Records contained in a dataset
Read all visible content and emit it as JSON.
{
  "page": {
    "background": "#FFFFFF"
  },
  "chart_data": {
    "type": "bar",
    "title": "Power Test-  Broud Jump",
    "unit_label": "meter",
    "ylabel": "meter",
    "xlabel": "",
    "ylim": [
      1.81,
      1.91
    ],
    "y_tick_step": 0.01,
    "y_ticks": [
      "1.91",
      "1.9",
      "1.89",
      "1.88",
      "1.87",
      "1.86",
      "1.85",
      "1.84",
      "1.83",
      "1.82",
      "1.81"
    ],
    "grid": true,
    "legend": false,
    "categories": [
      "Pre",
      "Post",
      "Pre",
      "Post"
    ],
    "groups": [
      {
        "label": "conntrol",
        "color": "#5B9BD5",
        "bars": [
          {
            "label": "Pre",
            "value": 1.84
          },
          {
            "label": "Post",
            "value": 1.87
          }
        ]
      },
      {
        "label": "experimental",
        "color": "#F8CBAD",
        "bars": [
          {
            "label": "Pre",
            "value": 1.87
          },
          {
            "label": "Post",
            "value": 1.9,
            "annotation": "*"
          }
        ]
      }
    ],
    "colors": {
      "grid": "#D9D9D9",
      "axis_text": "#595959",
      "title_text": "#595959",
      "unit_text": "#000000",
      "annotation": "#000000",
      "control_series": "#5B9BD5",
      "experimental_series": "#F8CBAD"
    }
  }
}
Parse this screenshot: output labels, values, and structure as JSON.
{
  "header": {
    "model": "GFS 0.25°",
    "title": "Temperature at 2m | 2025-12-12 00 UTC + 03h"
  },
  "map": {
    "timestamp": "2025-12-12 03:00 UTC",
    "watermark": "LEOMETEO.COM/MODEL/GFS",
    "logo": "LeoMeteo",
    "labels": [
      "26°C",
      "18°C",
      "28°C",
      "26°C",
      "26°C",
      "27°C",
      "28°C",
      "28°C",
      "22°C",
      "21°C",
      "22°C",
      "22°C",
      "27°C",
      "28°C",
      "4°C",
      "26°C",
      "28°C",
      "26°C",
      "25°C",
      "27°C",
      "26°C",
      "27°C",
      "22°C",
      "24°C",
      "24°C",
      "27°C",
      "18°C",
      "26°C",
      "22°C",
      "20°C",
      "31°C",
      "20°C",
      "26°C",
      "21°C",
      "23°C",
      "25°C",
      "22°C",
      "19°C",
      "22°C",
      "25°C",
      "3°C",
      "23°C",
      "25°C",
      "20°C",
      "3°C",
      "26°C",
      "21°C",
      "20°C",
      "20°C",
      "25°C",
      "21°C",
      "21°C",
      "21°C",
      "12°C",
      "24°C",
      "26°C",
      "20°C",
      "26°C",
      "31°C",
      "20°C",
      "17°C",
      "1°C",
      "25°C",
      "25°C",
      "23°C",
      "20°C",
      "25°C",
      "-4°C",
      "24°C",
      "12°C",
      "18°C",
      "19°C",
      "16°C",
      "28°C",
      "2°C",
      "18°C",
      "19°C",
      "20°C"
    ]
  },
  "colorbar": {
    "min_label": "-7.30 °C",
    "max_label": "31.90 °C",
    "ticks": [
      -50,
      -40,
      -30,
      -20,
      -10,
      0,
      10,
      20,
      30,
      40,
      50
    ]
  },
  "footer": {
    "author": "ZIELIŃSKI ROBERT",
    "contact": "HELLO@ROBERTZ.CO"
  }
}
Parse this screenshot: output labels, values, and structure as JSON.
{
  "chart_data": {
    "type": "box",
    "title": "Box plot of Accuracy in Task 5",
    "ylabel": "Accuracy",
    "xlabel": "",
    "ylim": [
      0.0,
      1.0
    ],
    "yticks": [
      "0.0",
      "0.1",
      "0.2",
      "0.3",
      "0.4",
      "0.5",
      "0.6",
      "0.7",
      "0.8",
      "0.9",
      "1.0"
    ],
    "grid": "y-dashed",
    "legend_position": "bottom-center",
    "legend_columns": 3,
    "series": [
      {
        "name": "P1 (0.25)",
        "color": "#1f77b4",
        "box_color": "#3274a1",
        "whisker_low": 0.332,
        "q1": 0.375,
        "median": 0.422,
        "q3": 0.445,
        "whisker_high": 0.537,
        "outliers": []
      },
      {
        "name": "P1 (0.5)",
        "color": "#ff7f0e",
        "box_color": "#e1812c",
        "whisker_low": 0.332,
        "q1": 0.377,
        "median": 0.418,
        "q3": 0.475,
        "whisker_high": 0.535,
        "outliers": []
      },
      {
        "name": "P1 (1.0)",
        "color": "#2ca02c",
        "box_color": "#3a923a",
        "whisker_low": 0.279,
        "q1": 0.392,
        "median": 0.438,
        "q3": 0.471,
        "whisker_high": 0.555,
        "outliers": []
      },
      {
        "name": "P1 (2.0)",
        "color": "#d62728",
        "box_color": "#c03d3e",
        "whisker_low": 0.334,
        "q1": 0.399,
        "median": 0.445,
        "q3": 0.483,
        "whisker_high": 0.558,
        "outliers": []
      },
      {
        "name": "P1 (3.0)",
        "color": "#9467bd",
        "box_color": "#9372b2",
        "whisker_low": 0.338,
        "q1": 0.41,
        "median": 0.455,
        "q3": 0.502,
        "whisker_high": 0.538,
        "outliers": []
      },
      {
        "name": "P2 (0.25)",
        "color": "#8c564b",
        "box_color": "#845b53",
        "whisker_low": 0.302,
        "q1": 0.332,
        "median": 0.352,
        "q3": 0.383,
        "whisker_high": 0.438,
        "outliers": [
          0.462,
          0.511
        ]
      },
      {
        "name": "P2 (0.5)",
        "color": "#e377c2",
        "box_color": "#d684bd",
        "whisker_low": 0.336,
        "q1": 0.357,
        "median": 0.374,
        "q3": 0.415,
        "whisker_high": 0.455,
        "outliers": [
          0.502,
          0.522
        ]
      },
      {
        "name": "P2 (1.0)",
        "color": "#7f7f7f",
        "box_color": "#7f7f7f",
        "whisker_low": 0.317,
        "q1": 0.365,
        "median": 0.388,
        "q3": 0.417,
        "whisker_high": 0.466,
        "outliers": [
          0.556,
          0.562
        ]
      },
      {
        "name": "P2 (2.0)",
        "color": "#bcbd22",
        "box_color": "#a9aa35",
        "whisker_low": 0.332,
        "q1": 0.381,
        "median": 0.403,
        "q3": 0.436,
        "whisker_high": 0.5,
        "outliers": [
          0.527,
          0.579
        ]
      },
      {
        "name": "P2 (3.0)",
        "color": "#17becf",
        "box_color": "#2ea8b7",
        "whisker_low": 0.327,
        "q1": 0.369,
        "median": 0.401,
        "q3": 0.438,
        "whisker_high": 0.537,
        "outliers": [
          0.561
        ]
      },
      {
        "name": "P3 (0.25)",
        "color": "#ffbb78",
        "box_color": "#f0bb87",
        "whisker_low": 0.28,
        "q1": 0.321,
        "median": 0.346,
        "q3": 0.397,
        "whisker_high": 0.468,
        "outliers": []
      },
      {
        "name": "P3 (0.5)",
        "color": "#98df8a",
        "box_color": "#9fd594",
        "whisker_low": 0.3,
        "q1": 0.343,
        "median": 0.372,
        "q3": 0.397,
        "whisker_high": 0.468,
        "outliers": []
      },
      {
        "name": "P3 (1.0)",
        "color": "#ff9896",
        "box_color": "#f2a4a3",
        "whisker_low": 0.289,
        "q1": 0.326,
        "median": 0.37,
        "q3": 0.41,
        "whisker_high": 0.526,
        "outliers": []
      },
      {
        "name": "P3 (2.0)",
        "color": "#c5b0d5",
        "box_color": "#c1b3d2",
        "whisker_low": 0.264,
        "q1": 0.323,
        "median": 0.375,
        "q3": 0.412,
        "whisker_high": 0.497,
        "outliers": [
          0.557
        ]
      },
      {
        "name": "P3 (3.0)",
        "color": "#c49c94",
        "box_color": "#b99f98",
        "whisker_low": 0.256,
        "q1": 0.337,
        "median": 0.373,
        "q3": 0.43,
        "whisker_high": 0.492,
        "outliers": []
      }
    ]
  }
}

■ **What is asked**
Read the data above and pull out each line that holds the string "Accuracy".

■ **The completed task**
    "title": "Box plot of Accuracy in Task 5",
    "ylabel": "Accuracy",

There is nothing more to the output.